[Data entries]
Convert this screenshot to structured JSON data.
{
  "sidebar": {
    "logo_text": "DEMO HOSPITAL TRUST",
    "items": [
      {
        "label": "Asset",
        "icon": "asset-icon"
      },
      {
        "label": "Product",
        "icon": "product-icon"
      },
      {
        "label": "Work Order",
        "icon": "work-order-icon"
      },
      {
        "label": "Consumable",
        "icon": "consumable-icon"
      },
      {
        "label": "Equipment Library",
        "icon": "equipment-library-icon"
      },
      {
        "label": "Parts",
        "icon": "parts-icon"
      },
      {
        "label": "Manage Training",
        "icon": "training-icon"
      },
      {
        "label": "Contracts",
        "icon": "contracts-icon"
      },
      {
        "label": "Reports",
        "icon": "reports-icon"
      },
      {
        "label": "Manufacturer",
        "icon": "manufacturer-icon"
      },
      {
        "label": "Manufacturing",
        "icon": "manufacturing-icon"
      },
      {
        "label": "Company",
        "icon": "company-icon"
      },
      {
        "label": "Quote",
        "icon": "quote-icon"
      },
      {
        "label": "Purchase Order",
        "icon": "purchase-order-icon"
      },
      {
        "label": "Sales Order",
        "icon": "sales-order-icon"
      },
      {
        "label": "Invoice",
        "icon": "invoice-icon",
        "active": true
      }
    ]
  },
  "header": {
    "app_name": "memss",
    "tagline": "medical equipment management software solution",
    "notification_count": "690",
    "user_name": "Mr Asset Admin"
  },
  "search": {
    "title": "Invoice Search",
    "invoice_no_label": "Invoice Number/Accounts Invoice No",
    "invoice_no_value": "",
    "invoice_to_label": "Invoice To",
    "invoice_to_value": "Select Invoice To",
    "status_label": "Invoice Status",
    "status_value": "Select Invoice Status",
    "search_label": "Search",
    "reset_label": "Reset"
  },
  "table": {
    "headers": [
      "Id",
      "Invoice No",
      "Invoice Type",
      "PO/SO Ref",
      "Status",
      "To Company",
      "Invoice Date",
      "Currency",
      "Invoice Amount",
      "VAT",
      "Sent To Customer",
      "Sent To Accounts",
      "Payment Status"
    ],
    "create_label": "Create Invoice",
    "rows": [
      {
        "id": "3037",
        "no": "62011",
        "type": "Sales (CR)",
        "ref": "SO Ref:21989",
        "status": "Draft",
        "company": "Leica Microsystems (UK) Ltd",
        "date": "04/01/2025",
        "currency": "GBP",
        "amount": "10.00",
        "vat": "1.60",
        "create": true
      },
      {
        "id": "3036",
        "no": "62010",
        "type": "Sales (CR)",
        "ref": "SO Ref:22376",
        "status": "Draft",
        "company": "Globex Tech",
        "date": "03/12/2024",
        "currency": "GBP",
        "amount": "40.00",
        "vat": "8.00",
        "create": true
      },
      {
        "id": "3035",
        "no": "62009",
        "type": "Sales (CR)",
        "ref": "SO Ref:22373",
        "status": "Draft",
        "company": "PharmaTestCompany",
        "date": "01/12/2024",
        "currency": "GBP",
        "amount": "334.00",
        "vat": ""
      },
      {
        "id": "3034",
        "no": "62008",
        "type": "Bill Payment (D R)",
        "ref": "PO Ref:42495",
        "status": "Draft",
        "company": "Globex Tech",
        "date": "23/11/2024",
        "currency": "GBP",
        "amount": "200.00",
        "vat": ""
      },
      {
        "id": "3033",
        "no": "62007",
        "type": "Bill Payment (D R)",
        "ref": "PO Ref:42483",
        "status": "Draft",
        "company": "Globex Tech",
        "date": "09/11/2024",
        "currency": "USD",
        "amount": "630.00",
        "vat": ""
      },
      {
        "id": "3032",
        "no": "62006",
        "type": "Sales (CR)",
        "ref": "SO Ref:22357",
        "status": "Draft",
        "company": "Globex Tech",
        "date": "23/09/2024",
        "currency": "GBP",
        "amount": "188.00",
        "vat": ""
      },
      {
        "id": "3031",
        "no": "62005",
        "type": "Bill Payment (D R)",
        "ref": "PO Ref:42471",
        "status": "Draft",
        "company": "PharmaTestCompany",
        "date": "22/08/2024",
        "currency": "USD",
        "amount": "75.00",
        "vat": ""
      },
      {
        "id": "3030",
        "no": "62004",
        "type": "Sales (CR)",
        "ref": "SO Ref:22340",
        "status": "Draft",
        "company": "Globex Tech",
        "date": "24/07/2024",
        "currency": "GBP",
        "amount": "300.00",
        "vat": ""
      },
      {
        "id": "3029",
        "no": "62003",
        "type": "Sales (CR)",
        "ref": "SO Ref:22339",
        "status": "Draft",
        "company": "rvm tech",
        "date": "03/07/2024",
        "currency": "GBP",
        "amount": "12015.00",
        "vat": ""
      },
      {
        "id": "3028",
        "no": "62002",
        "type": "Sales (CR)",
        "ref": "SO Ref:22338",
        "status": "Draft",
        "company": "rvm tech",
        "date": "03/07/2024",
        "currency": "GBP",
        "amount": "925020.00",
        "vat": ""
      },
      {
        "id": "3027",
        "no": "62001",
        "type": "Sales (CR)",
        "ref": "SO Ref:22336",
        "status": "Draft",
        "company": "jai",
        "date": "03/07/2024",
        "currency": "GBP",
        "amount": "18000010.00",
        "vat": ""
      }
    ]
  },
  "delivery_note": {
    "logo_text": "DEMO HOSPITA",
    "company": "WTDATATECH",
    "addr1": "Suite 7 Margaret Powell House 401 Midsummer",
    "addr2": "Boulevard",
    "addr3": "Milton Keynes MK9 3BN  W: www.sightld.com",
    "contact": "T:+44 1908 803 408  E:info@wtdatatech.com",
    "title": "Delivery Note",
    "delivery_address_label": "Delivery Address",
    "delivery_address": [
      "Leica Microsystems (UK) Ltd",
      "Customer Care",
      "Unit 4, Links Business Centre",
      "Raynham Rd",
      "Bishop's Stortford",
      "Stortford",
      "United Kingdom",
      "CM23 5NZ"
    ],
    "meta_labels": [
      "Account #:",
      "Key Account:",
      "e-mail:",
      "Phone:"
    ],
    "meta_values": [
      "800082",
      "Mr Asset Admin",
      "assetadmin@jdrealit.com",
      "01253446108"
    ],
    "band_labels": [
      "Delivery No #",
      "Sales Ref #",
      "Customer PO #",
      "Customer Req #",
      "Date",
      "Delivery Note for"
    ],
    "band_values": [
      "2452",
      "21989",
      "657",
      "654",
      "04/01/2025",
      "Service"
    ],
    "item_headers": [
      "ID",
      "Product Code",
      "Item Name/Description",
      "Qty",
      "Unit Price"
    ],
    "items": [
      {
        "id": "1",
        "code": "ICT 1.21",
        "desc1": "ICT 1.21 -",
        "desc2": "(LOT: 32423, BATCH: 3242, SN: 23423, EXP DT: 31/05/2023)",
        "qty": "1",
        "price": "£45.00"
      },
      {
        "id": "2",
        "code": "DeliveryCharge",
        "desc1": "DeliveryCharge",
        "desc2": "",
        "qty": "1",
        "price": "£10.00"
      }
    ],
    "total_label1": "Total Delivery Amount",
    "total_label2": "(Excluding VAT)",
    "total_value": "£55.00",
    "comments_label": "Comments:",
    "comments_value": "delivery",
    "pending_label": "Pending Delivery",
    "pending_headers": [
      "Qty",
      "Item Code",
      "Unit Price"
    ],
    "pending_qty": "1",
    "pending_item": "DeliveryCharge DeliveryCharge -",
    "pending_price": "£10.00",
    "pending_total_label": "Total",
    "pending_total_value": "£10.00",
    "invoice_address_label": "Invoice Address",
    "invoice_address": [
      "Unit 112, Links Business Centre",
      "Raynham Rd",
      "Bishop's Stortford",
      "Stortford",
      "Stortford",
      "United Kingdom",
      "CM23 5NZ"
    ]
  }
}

STATED TASK:
Pull out all lines from the entries above that include the word "DeliveryCharge".

ANSWER TO THE EXERCISE:
        "code": "DeliveryCharge",
        "desc1": "DeliveryCharge",
    "pending_item": "DeliveryCharge DeliveryCharge -",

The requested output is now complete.